EXERCISE DESCRIPTION: The exercise asks for every line of the data to be reproduced exactly.

(Saved entries)
▬▬▬▬▬▬▬▬▬▬

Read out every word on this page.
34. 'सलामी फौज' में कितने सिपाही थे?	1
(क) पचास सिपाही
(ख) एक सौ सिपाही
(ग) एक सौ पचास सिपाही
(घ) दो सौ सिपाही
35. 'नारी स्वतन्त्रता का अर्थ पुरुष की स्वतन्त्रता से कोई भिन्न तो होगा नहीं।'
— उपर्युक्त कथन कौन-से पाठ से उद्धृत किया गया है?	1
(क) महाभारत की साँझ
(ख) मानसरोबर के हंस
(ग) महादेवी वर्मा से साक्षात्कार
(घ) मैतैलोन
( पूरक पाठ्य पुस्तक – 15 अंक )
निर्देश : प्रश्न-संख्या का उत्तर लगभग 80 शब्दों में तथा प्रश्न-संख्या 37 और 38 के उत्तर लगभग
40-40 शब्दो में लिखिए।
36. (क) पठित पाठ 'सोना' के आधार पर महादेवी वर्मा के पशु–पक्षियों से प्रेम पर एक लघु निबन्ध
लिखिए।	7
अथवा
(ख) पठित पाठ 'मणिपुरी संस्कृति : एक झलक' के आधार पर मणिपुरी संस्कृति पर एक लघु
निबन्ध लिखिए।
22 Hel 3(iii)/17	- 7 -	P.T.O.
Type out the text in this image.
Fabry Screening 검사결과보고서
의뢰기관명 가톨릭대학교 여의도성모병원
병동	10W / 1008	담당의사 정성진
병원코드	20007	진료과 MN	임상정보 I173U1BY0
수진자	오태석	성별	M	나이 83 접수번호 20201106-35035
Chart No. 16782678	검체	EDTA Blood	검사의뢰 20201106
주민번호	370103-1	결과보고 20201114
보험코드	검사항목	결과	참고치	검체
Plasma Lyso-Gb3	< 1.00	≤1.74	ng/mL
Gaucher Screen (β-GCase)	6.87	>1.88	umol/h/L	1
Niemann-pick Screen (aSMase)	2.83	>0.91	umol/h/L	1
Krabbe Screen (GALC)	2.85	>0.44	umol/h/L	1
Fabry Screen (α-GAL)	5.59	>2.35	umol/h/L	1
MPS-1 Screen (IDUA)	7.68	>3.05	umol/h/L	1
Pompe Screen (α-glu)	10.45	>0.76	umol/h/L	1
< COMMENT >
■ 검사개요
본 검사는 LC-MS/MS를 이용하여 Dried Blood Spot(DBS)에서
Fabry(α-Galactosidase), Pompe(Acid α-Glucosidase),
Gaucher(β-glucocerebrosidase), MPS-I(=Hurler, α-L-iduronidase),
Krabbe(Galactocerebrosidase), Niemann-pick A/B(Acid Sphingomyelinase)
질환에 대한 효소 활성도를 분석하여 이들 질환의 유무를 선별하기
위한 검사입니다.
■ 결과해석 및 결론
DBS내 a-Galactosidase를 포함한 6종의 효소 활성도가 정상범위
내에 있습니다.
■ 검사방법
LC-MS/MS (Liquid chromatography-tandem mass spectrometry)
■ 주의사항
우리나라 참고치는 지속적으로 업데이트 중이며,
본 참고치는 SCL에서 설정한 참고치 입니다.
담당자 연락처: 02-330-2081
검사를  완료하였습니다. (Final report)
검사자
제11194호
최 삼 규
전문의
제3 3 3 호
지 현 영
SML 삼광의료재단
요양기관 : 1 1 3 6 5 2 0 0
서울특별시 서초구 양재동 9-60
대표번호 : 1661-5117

▬▬▬▬▬▬▬▬▬▬

FULL ANSWER:
Read out every word on this page.
34. 'सलामी फौज' में कितने सिपाही थे?	1
(क) पचास सिपाही
(ख) एक सौ सिपाही
(ग) एक सौ पचास सिपाही
(घ) दो सौ सिपाही
35. 'नारी स्वतन्त्रता का अर्थ पुरुष की स्वतन्त्रता से कोई भिन्न तो होगा नहीं।'
— उपर्युक्त कथन कौन-से पाठ से उद्धृत किया गया है?	1
(क) महाभारत की साँझ
(ख) मानसरोबर के हंस
(ग) महादेवी वर्मा से साक्षात्कार
(घ) मैतैलोन
( पूरक पाठ्य पुस्तक – 15 अंक )
निर्देश : प्रश्न-संख्या का उत्तर लगभग 80 शब्दों में तथा प्रश्न-संख्या 37 और 38 के उत्तर लगभग
40-40 शब्दो में लिखिए।
36. (क) पठित पाठ 'सोना' के आधार पर महादेवी वर्मा के पशु–पक्षियों से प्रेम पर एक लघु निबन्ध
लिखिए।	7
अथवा
(ख) पठित पाठ 'मणिपुरी संस्कृति : एक झलक' के आधार पर मणिपुरी संस्कृति पर एक लघु
निबन्ध लिखिए।
22 Hel 3(iii)/17	- 7 -	P.T.O.
Type out the text in this image.
Fabry Screening 검사결과보고서
의뢰기관명 가톨릭대학교 여의도성모병원
병동	10W / 1008	담당의사 정성진
병원코드	20007	진료과 MN	임상정보 I173U1BY0
수진자	오태석	성별	M	나이 83 접수번호 20201106-35035
Chart No. 16782678	검체	EDTA Blood	검사의뢰 20201106
주민번호	370103-1	결과보고 20201114
보험코드	검사항목	결과	참고치	검체
Plasma Lyso-Gb3	< 1.00	≤1.74	ng/mL
Gaucher Screen (β-GCase)	6.87	>1.88	umol/h/L	1
Niemann-pick Screen (aSMase)	2.83	>0.91	umol/h/L	1
Krabbe Screen (GALC)	2.85	>0.44	umol/h/L	1
Fabry Screen (α-GAL)	5.59	>2.35	umol/h/L	1
MPS-1 Screen (IDUA)	7.68	>3.05	umol/h/L	1
Pompe Screen (α-glu)	10.45	>0.76	umol/h/L	1
< COMMENT >
■ 검사개요
본 검사는 LC-MS/MS를 이용하여 Dried Blood Spot(DBS)에서
Fabry(α-Galactosidase), Pompe(Acid α-Glucosidase),
Gaucher(β-glucocerebrosidase), MPS-I(=Hurler, α-L-iduronidase),
Krabbe(Galactocerebrosidase), Niemann-pick A/B(Acid Sphingomyelinase)
질환에 대한 효소 활성도를 분석하여 이들 질환의 유무를 선별하기
위한 검사입니다.
■ 결과해석 및 결론
DBS내 a-Galactosidase를 포함한 6종의 효소 활성도가 정상범위
내에 있습니다.
■ 검사방법
LC-MS/MS (Liquid chromatography-tandem mass spectrometry)
■ 주의사항
우리나라 참고치는 지속적으로 업데이트 중이며,
본 참고치는 SCL에서 설정한 참고치 입니다.
담당자 연락처: 02-330-2081
검사를  완료하였습니다. (Final report)
검사자
제11194호
최 삼 규
전문의
제3 3 3 호
지 현 영
SML 삼광의료재단
요양기관 : 1 1 3 6 5 2 0 0
서울특별시 서초구 양재동 9-60
대표번호 : 1661-5117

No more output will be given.